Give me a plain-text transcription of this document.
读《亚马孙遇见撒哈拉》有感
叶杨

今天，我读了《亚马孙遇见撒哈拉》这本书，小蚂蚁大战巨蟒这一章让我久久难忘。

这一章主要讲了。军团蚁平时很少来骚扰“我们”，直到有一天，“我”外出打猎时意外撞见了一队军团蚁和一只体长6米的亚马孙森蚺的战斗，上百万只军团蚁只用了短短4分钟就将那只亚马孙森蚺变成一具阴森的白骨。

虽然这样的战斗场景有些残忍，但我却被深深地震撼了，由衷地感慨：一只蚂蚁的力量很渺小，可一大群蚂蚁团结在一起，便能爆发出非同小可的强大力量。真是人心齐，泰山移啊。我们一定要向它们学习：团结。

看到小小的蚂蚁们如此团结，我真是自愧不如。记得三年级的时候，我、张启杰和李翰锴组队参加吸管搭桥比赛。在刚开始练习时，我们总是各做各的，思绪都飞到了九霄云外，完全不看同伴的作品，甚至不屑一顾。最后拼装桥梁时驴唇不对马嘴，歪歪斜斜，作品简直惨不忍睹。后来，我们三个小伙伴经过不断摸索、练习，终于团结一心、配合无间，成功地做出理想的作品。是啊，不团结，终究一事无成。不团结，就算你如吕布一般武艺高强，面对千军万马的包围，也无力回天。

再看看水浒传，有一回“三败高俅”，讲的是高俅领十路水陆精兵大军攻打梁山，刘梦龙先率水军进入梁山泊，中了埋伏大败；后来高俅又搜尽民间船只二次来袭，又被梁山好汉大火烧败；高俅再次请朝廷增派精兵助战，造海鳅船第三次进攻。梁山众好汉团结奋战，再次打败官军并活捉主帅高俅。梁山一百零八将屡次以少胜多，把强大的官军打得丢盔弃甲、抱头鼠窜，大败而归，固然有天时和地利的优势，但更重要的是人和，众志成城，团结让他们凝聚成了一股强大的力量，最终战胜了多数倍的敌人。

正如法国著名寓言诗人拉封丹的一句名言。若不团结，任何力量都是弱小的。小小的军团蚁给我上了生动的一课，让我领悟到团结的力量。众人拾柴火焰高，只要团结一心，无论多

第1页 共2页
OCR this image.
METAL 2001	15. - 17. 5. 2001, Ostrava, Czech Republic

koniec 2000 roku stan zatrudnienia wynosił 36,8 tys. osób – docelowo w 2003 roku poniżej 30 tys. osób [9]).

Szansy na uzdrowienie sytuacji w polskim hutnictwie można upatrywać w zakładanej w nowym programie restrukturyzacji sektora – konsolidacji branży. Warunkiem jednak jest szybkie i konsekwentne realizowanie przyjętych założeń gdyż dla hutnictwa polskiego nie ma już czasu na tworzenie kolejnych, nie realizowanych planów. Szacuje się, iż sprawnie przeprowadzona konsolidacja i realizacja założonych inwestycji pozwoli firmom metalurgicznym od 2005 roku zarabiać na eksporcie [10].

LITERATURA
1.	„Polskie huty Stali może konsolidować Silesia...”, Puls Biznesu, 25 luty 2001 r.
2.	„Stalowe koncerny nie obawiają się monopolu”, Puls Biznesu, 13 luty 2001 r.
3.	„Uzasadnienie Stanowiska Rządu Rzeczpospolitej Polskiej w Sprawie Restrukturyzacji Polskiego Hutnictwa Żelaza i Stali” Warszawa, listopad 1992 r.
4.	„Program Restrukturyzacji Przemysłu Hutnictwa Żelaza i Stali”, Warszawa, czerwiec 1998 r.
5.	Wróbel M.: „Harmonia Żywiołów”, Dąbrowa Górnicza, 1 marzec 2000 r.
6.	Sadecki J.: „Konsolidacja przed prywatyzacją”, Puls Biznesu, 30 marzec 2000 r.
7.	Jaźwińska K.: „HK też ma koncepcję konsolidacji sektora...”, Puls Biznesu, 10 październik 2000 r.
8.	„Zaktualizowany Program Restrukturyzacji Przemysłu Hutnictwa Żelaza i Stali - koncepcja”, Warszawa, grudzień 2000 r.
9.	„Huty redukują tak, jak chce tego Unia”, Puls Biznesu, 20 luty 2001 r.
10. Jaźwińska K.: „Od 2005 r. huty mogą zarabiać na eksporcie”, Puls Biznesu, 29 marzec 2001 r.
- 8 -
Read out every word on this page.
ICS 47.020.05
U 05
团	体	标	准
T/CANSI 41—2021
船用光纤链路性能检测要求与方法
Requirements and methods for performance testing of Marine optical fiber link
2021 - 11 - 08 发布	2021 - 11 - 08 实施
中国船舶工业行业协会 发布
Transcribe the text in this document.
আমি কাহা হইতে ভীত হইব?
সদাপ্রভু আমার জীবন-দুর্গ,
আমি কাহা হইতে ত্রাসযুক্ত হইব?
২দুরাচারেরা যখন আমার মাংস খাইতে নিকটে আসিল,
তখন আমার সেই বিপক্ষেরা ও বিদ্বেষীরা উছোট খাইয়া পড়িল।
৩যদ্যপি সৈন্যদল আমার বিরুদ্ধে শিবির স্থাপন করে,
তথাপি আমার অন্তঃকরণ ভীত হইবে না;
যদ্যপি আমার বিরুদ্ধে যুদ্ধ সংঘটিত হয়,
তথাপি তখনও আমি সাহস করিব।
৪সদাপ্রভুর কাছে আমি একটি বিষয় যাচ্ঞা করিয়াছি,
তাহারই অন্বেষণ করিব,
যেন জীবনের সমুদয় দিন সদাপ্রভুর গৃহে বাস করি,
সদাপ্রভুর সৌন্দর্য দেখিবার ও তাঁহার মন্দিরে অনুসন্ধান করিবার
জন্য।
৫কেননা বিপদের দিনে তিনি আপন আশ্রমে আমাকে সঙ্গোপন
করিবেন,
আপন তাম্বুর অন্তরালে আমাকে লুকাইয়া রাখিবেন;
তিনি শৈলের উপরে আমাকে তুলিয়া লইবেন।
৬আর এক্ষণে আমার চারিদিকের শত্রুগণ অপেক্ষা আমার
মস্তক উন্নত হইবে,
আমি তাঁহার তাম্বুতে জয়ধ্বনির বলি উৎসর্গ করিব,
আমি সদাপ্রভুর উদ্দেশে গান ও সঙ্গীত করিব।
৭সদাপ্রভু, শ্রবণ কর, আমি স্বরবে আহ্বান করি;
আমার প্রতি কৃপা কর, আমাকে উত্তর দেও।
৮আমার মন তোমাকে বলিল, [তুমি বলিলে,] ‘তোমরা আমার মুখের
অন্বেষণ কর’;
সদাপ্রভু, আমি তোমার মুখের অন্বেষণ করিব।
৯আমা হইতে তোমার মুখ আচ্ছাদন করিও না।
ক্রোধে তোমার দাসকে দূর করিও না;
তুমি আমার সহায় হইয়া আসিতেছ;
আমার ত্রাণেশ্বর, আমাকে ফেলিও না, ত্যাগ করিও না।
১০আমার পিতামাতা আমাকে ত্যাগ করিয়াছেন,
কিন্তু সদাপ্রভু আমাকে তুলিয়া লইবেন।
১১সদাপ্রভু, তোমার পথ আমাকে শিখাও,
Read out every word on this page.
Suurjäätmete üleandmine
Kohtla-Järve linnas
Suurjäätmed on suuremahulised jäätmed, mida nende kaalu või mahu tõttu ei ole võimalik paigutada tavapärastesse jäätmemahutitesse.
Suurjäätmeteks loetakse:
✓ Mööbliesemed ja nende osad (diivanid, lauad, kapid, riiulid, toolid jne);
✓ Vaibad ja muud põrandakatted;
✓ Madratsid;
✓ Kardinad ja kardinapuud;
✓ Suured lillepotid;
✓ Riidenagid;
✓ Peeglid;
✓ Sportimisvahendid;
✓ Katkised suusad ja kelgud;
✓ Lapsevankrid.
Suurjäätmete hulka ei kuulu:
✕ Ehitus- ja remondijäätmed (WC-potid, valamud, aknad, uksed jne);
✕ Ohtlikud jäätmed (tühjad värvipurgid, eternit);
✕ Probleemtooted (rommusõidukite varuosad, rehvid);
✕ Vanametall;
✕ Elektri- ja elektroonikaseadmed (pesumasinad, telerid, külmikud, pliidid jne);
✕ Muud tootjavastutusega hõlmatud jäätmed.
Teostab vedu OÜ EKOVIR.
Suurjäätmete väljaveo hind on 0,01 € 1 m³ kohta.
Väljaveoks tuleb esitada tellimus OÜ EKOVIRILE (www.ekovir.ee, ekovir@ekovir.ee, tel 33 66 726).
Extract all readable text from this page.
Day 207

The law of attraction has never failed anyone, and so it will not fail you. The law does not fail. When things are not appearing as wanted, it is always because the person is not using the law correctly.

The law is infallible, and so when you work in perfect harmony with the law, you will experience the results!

____

* [Brief] Wherever the string "zarabiać" appears in the entries above, list that line.

* [Right answer]
Szansy na uzdrowienie sytuacji w polskim hutnictwie można upatrywać w zakładanej w nowym programie restrukturyzacji sektora – konsolidacji branży. Warunkiem jednak jest szybkie i konsekwentne realizowanie przyjętych założeń gdyż dla hutnictwa polskiego nie ma już czasu na tworzenie kolejnych, nie realizowanych planów. Szacuje się, iż sprawnie przeprowadzona konsolidacja i realizacja założonych inwestycji pozwoli firmom metalurgicznym od 2005 roku zarabiać na eksporcie [10].
10. Jaźwińska K.: „Od 2005 r. huty mogą zarabiać na eksporcie”, Puls Biznesu, 29 marzec 2001 r.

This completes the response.